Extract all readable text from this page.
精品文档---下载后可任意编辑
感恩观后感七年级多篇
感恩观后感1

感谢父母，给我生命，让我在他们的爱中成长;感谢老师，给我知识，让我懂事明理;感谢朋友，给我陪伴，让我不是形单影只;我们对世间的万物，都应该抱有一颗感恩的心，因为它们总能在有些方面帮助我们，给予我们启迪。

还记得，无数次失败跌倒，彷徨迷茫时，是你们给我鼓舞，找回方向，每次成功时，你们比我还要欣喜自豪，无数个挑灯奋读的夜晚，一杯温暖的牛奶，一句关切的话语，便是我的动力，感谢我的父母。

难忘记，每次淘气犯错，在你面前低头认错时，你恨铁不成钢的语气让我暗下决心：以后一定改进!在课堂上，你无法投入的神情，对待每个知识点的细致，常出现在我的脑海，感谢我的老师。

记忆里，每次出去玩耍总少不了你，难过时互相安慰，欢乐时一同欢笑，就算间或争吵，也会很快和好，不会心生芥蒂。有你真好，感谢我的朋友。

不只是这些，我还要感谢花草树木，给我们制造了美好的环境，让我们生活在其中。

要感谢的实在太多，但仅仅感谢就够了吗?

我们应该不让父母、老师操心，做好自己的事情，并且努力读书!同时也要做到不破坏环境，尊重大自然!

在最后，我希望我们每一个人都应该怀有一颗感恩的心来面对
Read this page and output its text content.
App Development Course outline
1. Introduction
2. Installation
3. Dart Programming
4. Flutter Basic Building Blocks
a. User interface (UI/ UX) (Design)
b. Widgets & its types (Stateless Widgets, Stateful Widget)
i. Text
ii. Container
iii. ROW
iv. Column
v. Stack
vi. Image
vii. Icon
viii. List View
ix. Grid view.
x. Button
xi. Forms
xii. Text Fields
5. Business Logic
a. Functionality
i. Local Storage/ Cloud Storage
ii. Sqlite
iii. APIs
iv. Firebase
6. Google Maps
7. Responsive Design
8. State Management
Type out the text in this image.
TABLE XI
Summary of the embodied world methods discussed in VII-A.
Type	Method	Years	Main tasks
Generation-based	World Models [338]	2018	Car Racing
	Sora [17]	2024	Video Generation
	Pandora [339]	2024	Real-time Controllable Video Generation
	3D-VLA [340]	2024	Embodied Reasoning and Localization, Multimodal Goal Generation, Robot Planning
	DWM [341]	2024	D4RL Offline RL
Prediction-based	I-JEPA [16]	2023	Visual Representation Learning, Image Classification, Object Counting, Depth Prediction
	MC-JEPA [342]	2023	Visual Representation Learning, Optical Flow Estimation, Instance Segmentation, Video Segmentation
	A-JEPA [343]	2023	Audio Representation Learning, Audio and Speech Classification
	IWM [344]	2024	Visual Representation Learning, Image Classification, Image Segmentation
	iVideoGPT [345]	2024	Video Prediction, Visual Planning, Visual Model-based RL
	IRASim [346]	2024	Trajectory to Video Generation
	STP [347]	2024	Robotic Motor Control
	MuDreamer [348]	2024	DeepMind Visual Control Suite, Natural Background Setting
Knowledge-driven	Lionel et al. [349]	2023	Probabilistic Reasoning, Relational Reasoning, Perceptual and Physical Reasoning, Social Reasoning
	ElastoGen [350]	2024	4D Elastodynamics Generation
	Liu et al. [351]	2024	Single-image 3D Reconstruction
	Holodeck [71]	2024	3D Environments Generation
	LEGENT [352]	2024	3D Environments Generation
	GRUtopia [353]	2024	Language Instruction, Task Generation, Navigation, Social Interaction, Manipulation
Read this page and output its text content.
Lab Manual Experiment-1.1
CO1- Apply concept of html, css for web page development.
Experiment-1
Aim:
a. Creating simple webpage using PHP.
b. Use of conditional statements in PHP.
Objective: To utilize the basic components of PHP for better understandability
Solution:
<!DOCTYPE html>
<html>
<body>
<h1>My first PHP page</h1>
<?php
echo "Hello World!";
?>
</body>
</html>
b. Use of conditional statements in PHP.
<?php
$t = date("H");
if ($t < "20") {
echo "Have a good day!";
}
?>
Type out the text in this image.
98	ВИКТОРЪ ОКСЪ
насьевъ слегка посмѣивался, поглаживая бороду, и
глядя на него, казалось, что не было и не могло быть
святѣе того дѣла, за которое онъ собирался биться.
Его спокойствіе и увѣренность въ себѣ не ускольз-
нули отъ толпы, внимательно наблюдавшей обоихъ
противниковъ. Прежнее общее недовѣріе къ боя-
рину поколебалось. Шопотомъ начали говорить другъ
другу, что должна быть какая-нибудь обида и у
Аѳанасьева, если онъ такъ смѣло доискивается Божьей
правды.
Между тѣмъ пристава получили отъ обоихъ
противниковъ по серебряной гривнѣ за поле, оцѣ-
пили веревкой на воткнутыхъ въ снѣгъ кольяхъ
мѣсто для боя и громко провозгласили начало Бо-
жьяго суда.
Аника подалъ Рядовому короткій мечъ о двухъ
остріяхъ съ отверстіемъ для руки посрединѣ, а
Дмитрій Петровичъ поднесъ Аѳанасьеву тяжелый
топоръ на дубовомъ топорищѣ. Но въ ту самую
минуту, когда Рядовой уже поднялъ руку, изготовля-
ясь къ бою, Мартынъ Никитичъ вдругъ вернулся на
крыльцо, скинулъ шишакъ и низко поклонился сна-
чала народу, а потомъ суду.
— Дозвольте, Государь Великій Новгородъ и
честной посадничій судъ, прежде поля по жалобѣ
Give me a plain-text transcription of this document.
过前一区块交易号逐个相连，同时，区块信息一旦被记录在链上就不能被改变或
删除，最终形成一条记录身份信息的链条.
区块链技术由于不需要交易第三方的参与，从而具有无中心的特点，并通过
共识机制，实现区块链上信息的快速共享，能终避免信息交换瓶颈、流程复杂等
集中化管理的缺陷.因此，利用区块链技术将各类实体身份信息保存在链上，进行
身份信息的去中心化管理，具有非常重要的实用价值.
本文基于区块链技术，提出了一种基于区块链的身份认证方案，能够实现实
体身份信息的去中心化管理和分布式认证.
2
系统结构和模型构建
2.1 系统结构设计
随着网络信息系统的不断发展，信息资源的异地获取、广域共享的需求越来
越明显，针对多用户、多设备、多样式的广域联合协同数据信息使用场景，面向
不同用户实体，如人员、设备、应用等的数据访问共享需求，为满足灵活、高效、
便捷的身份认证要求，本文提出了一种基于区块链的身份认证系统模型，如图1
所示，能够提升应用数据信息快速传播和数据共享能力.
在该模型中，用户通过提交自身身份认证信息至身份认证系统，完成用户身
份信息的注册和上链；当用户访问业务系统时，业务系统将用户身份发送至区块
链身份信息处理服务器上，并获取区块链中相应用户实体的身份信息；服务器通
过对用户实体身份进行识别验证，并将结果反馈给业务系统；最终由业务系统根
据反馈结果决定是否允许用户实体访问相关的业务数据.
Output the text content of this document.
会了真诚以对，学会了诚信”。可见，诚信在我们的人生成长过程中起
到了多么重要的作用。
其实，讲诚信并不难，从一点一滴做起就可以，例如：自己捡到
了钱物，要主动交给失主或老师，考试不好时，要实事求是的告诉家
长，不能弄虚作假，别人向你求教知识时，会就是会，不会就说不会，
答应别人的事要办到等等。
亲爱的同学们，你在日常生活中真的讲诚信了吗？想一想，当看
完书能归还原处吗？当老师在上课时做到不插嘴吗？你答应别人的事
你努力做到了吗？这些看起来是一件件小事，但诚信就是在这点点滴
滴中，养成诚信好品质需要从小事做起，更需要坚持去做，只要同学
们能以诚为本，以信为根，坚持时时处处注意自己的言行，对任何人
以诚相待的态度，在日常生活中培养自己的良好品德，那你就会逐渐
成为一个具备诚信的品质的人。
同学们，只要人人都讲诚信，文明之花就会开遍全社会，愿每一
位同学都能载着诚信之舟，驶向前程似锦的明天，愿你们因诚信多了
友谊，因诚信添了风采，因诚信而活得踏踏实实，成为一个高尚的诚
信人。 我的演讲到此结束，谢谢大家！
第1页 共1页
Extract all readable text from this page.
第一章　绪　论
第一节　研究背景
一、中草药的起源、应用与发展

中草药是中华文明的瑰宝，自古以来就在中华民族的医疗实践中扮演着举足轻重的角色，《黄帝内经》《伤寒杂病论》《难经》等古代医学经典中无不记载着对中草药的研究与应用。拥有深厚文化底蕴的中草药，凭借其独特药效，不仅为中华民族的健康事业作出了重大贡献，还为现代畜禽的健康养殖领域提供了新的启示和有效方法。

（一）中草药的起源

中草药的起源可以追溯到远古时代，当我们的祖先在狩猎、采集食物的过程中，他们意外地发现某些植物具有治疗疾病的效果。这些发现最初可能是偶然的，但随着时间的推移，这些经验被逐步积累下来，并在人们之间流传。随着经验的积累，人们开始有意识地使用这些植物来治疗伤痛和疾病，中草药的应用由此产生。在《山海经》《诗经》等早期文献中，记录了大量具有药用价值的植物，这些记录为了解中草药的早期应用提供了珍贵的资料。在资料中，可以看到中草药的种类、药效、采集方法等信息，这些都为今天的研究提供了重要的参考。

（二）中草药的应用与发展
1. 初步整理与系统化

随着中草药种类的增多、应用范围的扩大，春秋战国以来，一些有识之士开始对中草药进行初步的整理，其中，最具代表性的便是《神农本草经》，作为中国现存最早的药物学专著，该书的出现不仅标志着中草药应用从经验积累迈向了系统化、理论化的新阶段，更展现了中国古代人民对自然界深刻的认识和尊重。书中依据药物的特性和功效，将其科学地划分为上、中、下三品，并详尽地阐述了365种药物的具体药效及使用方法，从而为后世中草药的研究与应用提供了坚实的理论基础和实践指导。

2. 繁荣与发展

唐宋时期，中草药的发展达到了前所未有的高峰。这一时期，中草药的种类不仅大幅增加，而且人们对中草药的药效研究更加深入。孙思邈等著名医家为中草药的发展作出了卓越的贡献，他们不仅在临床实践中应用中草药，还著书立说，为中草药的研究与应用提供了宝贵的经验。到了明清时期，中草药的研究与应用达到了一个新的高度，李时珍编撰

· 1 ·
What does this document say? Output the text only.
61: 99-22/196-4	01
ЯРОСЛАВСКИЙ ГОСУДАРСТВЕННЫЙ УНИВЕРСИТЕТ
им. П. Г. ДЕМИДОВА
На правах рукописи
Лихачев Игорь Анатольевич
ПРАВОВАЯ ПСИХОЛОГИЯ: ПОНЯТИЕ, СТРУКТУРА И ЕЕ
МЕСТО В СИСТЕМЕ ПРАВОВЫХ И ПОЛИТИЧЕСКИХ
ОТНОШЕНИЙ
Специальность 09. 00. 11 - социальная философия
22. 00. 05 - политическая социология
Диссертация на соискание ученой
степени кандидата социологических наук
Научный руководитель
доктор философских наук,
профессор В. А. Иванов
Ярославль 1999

(Task goal): From the records given above, copy all lines containing "Prediction".

(The answer):
Prediction-based	I-JEPA [16]	2023	Visual Representation Learning, Image Classification, Object Counting, Depth Prediction
	iVideoGPT [345]	2024	Video Prediction, Visual Planning, Visual Model-based RL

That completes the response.